• [Written exercise]: Output every entry exactly as written, but omit the pictures.

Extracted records
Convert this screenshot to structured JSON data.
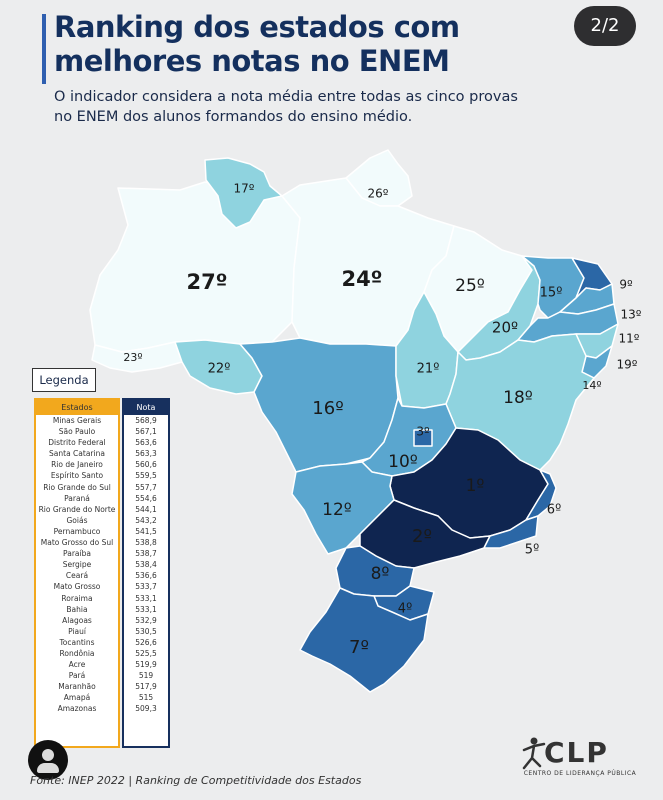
{
  "header": {
    "title": "Ranking dos estados com melhores notas no ENEM",
    "subtitle": "O indicador considera a nota média entre todas as cinco provas no ENEM dos alunos formandos do ensino médio.",
    "page_indicator": "2/2"
  },
  "colors": {
    "rank_1_2": "#0f2550",
    "rank_3_9": "#2b67a6",
    "rank_10_16": "#5aa6cf",
    "rank_17_22": "#8fd3df",
    "rank_23_27": "#f2fbfc",
    "legend_states": "#f2a81d",
    "legend_scores": "#17305e"
  },
  "map": {
    "regions": [
      {
        "state": "Amazonas",
        "rank": "27º"
      },
      {
        "state": "Roraima",
        "rank": "17º"
      },
      {
        "state": "Amapá",
        "rank": "26º"
      },
      {
        "state": "Pará",
        "rank": "24º"
      },
      {
        "state": "Maranhão",
        "rank": "25º"
      },
      {
        "state": "Acre",
        "rank": "23º"
      },
      {
        "state": "Rondônia",
        "rank": "22º"
      },
      {
        "state": "Mato Grosso",
        "rank": "16º"
      },
      {
        "state": "Tocantins",
        "rank": "21º"
      },
      {
        "state": "Piauí",
        "rank": "20º"
      },
      {
        "state": "Ceará",
        "rank": "15º"
      },
      {
        "state": "Rio Grande do Norte",
        "rank": "9º"
      },
      {
        "state": "Paraíba",
        "rank": "13º"
      },
      {
        "state": "Pernambuco",
        "rank": "11º"
      },
      {
        "state": "Alagoas",
        "rank": "19º"
      },
      {
        "state": "Sergipe",
        "rank": "14º"
      },
      {
        "state": "Bahia",
        "rank": "18º"
      },
      {
        "state": "Goiás",
        "rank": "10º"
      },
      {
        "state": "Distrito Federal",
        "rank": "3º"
      },
      {
        "state": "Minas Gerais",
        "rank": "1º"
      },
      {
        "state": "Mato Grosso do Sul",
        "rank": "12º"
      },
      {
        "state": "São Paulo",
        "rank": "2º"
      },
      {
        "state": "Espírito Santo",
        "rank": "6º"
      },
      {
        "state": "Rio de Janeiro",
        "rank": "5º"
      },
      {
        "state": "Paraná",
        "rank": "8º"
      },
      {
        "state": "Santa Catarina",
        "rank": "4º"
      },
      {
        "state": "Rio Grande do Sul",
        "rank": "7º"
      }
    ]
  },
  "legend": {
    "button_label": "Legenda",
    "col_states": "Estados",
    "col_score": "Nota",
    "rows": [
      {
        "state": "Minas Gerais",
        "score": "568,9"
      },
      {
        "state": "São Paulo",
        "score": "567,1"
      },
      {
        "state": "Distrito Federal",
        "score": "563,6"
      },
      {
        "state": "Santa Catarina",
        "score": "563,3"
      },
      {
        "state": "Rio de Janeiro",
        "score": "560,6"
      },
      {
        "state": "Espírito Santo",
        "score": "559,5"
      },
      {
        "state": "Rio Grande do Sul",
        "score": "557,7"
      },
      {
        "state": "Paraná",
        "score": "554,6"
      },
      {
        "state": "Rio Grande do Norte",
        "score": "544,1"
      },
      {
        "state": "Goiás",
        "score": "543,2"
      },
      {
        "state": "Pernambuco",
        "score": "541,5"
      },
      {
        "state": "Mato Grosso do Sul",
        "score": "538,8"
      },
      {
        "state": "Paraíba",
        "score": "538,7"
      },
      {
        "state": "Sergipe",
        "score": "538,4"
      },
      {
        "state": "Ceará",
        "score": "536,6"
      },
      {
        "state": "Mato Grosso",
        "score": "533,7"
      },
      {
        "state": "Roraima",
        "score": "533,1"
      },
      {
        "state": "Bahia",
        "score": "533,1"
      },
      {
        "state": "Alagoas",
        "score": "532,9"
      },
      {
        "state": "Piauí",
        "score": "530,5"
      },
      {
        "state": "Tocantins",
        "score": "526,6"
      },
      {
        "state": "Rondônia",
        "score": "525,5"
      },
      {
        "state": "Acre",
        "score": "519,9"
      },
      {
        "state": "Pará",
        "score": "519"
      },
      {
        "state": "Maranhão",
        "score": "517,9"
      },
      {
        "state": "Amapá",
        "score": "515"
      },
      {
        "state": "Amazonas",
        "score": "509,3"
      }
    ]
  },
  "footer": {
    "source": "Fonte: INEP 2022 | Ranking de Competitividade dos Estados",
    "logo_text": "CLP",
    "logo_subtitle": "CENTRO DE LIDERANÇA PÚBLICA"
  }
}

• [Correct output]:
Convert this screenshot to structured JSON data.
{
  "header": {
    "title": "Ranking dos estados com melhores notas no ENEM",
    "subtitle": "O indicador considera a nota média entre todas as cinco provas no ENEM dos alunos formandos do ensino médio.",
    "page_indicator": "2/2"
  },
  "colors": {
    "rank_1_2": "#0f2550",
    "rank_3_9": "#2b67a6",
    "rank_10_16": "#5aa6cf",
    "rank_17_22": "#8fd3df",
    "rank_23_27": "#f2fbfc",
    "legend_states": "#f2a81d",
    "legend_scores": "#17305e"
  },
  "map": {
    "regions": [
      {
        "state": "Amazonas",
        "rank": "27º"
      },
      {
        "state": "Roraima",
        "rank": "17º"
      },
      {
        "state": "Amapá",
        "rank": "26º"
      },
      {
        "state": "Pará",
        "rank": "24º"
      },
      {
        "state": "Maranhão",
        "rank": "25º"
      },
      {
        "state": "Acre",
        "rank": "23º"
      },
      {
        "state": "Rondônia",
        "rank": "22º"
      },
      {
        "state": "Mato Grosso",
        "rank": "16º"
      },
      {
        "state": "Tocantins",
        "rank": "21º"
      },
      {
        "state": "Piauí",
        "rank": "20º"
      },
      {
        "state": "Ceará",
        "rank": "15º"
      },
      {
        "state": "Rio Grande do Norte",
        "rank": "9º"
      },
      {
        "state": "Paraíba",
        "rank": "13º"
      },
      {
        "state": "Pernambuco",
        "rank": "11º"
      },
      {
        "state": "Alagoas",
        "rank": "19º"
      },
      {
        "state": "Sergipe",
        "rank": "14º"
      },
      {
        "state": "Bahia",
        "rank": "18º"
      },
      {
        "state": "Goiás",
        "rank": "10º"
      },
      {
        "state": "Distrito Federal",
        "rank": "3º"
      },
      {
        "state": "Minas Gerais",
        "rank": "1º"
      },
      {
        "state": "Mato Grosso do Sul",
        "rank": "12º"
      },
      {
        "state": "São Paulo",
        "rank": "2º"
      },
      {
        "state": "Espírito Santo",
        "rank": "6º"
      },
      {
        "state": "Rio de Janeiro",
        "rank": "5º"
      },
      {
        "state": "Paraná",
        "rank": "8º"
      },
      {
        "state": "Santa Catarina",
        "rank": "4º"
      },
      {
        "state": "Rio Grande do Sul",
        "rank": "7º"
      }
    ]
  },
  "legend": {
    "button_label": "Legenda",
    "col_states": "Estados",
    "col_score": "Nota",
    "rows": [
      {
        "state": "Minas Gerais",
        "score": "568,9"
      },
      {
        "state": "São Paulo",
        "score": "567,1"
      },
      {
        "state": "Distrito Federal",
        "score": "563,6"
      },
      {
        "state": "Santa Catarina",
        "score": "563,3"
      },
      {
        "state": "Rio de Janeiro",
        "score": "560,6"
      },
      {
        "state": "Espírito Santo",
        "score": "559,5"
      },
      {
        "state": "Rio Grande do Sul",
        "score": "557,7"
      },
      {
        "state": "Paraná",
        "score": "554,6"
      },
      {
        "state": "Rio Grande do Norte",
        "score": "544,1"
      },
      {
        "state": "Goiás",
        "score": "543,2"
      },
      {
        "state": "Pernambuco",
        "score": "541,5"
      },
      {
        "state": "Mato Grosso do Sul",
        "score": "538,8"
      },
      {
        "state": "Paraíba",
        "score": "538,7"
      },
      {
        "state": "Sergipe",
        "score": "538,4"
      },
      {
        "state": "Ceará",
        "score": "536,6"
      },
      {
        "state": "Mato Grosso",
        "score": "533,7"
      },
      {
        "state": "Roraima",
        "score": "533,1"
      },
      {
        "state": "Bahia",
        "score": "533,1"
      },
      {
        "state": "Alagoas",
        "score": "532,9"
      },
      {
        "state": "Piauí",
        "score": "530,5"
      },
      {
        "state": "Tocantins",
        "score": "526,6"
      },
      {
        "state": "Rondônia",
        "score": "525,5"
      },
      {
        "state": "Acre",
        "score": "519,9"
      },
      {
        "state": "Pará",
        "score": "519"
      },
      {
        "state": "Maranhão",
        "score": "517,9"
      },
      {
        "state": "Amapá",
        "score": "515"
      },
      {
        "state": "Amazonas",
        "score": "509,3"
      }
    ]
  },
  "footer": {
    "source": "Fonte: INEP 2022 | Ranking de Competitividade dos Estados",
    "logo_text": "CLP",
    "logo_subtitle": "CENTRO DE LIDERANÇA PÚBLICA"
  }
}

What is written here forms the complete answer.